**INPUT DATA:**
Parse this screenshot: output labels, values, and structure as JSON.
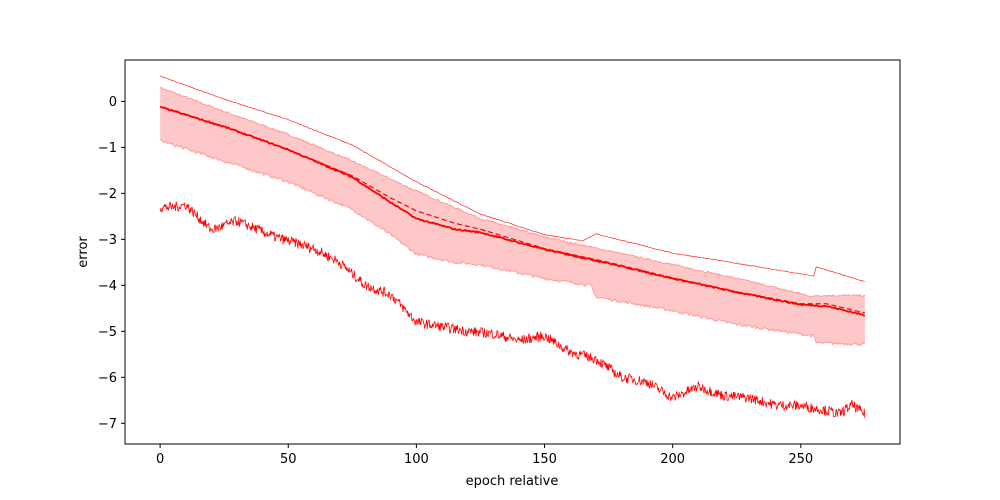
{
  "chart_data": {
    "type": "line",
    "title": "",
    "xlabel": "epoch relative",
    "ylabel": "error",
    "xlim": [
      -13.7,
      288.7
    ],
    "ylim": [
      -7.45,
      0.9
    ],
    "x_ticks": [
      0,
      50,
      100,
      150,
      200,
      250
    ],
    "y_ticks": [
      0,
      -1,
      -2,
      -3,
      -4,
      -5,
      -6,
      -7
    ],
    "x_tick_labels": [
      "0",
      "50",
      "100",
      "150",
      "200",
      "250"
    ],
    "y_tick_labels": [
      "0",
      "−1",
      "−2",
      "−3",
      "−4",
      "−5",
      "−6",
      "−7"
    ],
    "grid": false,
    "legend": "none",
    "color": "#ff0000",
    "band_color": "#ffc8c8",
    "series": [
      {
        "style": "upper-thin-line",
        "x": [
          0,
          25,
          50,
          75,
          100,
          125,
          150,
          165,
          170,
          200,
          225,
          255,
          256,
          265,
          275
        ],
        "y": [
          0.55,
          0.05,
          -0.4,
          -0.95,
          -1.75,
          -2.45,
          -2.9,
          -3.03,
          -2.88,
          -3.3,
          -3.52,
          -3.8,
          -3.6,
          -3.75,
          -3.92
        ]
      },
      {
        "style": "mean-solid",
        "x": [
          0,
          25,
          50,
          75,
          90,
          100,
          115,
          125,
          150,
          175,
          200,
          225,
          250,
          260,
          275
        ],
        "y": [
          -0.12,
          -0.55,
          -1.05,
          -1.65,
          -2.2,
          -2.55,
          -2.78,
          -2.85,
          -3.22,
          -3.52,
          -3.85,
          -4.15,
          -4.42,
          -4.45,
          -4.65
        ]
      },
      {
        "style": "dashed",
        "x": [
          0,
          25,
          50,
          75,
          90,
          100,
          115,
          125,
          150,
          175,
          200,
          225,
          250,
          260,
          275
        ],
        "y": [
          -0.12,
          -0.55,
          -1.05,
          -1.62,
          -2.1,
          -2.38,
          -2.65,
          -2.78,
          -3.2,
          -3.5,
          -3.84,
          -4.14,
          -4.4,
          -4.4,
          -4.6
        ]
      },
      {
        "style": "band-upper",
        "x": [
          0,
          25,
          50,
          75,
          100,
          125,
          150,
          175,
          200,
          225,
          255,
          256,
          275
        ],
        "y": [
          0.3,
          -0.22,
          -0.72,
          -1.3,
          -1.95,
          -2.55,
          -2.95,
          -3.25,
          -3.55,
          -3.85,
          -4.25,
          -4.22,
          -4.22
        ]
      },
      {
        "style": "band-lower",
        "x": [
          0,
          25,
          50,
          75,
          90,
          100,
          115,
          125,
          150,
          168,
          170,
          200,
          225,
          255,
          256,
          275
        ],
        "y": [
          -0.85,
          -1.3,
          -1.75,
          -2.35,
          -2.9,
          -3.32,
          -3.5,
          -3.55,
          -3.85,
          -4.0,
          -4.25,
          -4.55,
          -4.85,
          -5.1,
          -5.25,
          -5.28
        ]
      },
      {
        "style": "lower-noisy",
        "x": [
          0,
          5,
          10,
          20,
          30,
          45,
          60,
          70,
          80,
          90,
          100,
          110,
          120,
          130,
          140,
          150,
          160,
          170,
          180,
          190,
          200,
          210,
          220,
          230,
          240,
          250,
          260,
          265,
          270,
          275
        ],
        "y": [
          -2.3,
          -2.3,
          -2.25,
          -2.8,
          -2.6,
          -2.95,
          -3.2,
          -3.5,
          -4.0,
          -4.2,
          -4.8,
          -4.9,
          -5.0,
          -5.05,
          -5.2,
          -5.1,
          -5.45,
          -5.6,
          -6.0,
          -6.1,
          -6.45,
          -6.2,
          -6.4,
          -6.45,
          -6.6,
          -6.62,
          -6.72,
          -6.8,
          -6.6,
          -6.8
        ]
      }
    ]
  }
}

**WHAT YOU ARE ASKED TO DO:**
Transcribe the whole listing, character for character, but not its images.

**IN RESPONSE:**
Parse this screenshot: output labels, values, and structure as JSON.
{
  "chart_data": {
    "type": "line",
    "title": "",
    "xlabel": "epoch relative",
    "ylabel": "error",
    "xlim": [
      -13.7,
      288.7
    ],
    "ylim": [
      -7.45,
      0.9
    ],
    "x_ticks": [
      0,
      50,
      100,
      150,
      200,
      250
    ],
    "y_ticks": [
      0,
      -1,
      -2,
      -3,
      -4,
      -5,
      -6,
      -7
    ],
    "x_tick_labels": [
      "0",
      "50",
      "100",
      "150",
      "200",
      "250"
    ],
    "y_tick_labels": [
      "0",
      "−1",
      "−2",
      "−3",
      "−4",
      "−5",
      "−6",
      "−7"
    ],
    "grid": false,
    "legend": "none",
    "color": "#ff0000",
    "band_color": "#ffc8c8",
    "series": [
      {
        "style": "upper-thin-line",
        "x": [
          0,
          25,
          50,
          75,
          100,
          125,
          150,
          165,
          170,
          200,
          225,
          255,
          256,
          265,
          275
        ],
        "y": [
          0.55,
          0.05,
          -0.4,
          -0.95,
          -1.75,
          -2.45,
          -2.9,
          -3.03,
          -2.88,
          -3.3,
          -3.52,
          -3.8,
          -3.6,
          -3.75,
          -3.92
        ]
      },
      {
        "style": "mean-solid",
        "x": [
          0,
          25,
          50,
          75,
          90,
          100,
          115,
          125,
          150,
          175,
          200,
          225,
          250,
          260,
          275
        ],
        "y": [
          -0.12,
          -0.55,
          -1.05,
          -1.65,
          -2.2,
          -2.55,
          -2.78,
          -2.85,
          -3.22,
          -3.52,
          -3.85,
          -4.15,
          -4.42,
          -4.45,
          -4.65
        ]
      },
      {
        "style": "dashed",
        "x": [
          0,
          25,
          50,
          75,
          90,
          100,
          115,
          125,
          150,
          175,
          200,
          225,
          250,
          260,
          275
        ],
        "y": [
          -0.12,
          -0.55,
          -1.05,
          -1.62,
          -2.1,
          -2.38,
          -2.65,
          -2.78,
          -3.2,
          -3.5,
          -3.84,
          -4.14,
          -4.4,
          -4.4,
          -4.6
        ]
      },
      {
        "style": "band-upper",
        "x": [
          0,
          25,
          50,
          75,
          100,
          125,
          150,
          175,
          200,
          225,
          255,
          256,
          275
        ],
        "y": [
          0.3,
          -0.22,
          -0.72,
          -1.3,
          -1.95,
          -2.55,
          -2.95,
          -3.25,
          -3.55,
          -3.85,
          -4.25,
          -4.22,
          -4.22
        ]
      },
      {
        "style": "band-lower",
        "x": [
          0,
          25,
          50,
          75,
          90,
          100,
          115,
          125,
          150,
          168,
          170,
          200,
          225,
          255,
          256,
          275
        ],
        "y": [
          -0.85,
          -1.3,
          -1.75,
          -2.35,
          -2.9,
          -3.32,
          -3.5,
          -3.55,
          -3.85,
          -4.0,
          -4.25,
          -4.55,
          -4.85,
          -5.1,
          -5.25,
          -5.28
        ]
      },
      {
        "style": "lower-noisy",
        "x": [
          0,
          5,
          10,
          20,
          30,
          45,
          60,
          70,
          80,
          90,
          100,
          110,
          120,
          130,
          140,
          150,
          160,
          170,
          180,
          190,
          200,
          210,
          220,
          230,
          240,
          250,
          260,
          265,
          270,
          275
        ],
        "y": [
          -2.3,
          -2.3,
          -2.25,
          -2.8,
          -2.6,
          -2.95,
          -3.2,
          -3.5,
          -4.0,
          -4.2,
          -4.8,
          -4.9,
          -5.0,
          -5.05,
          -5.2,
          -5.1,
          -5.45,
          -5.6,
          -6.0,
          -6.1,
          -6.45,
          -6.2,
          -6.4,
          -6.45,
          -6.6,
          -6.62,
          -6.72,
          -6.8,
          -6.6,
          -6.8
        ]
      }
    ]
  }
}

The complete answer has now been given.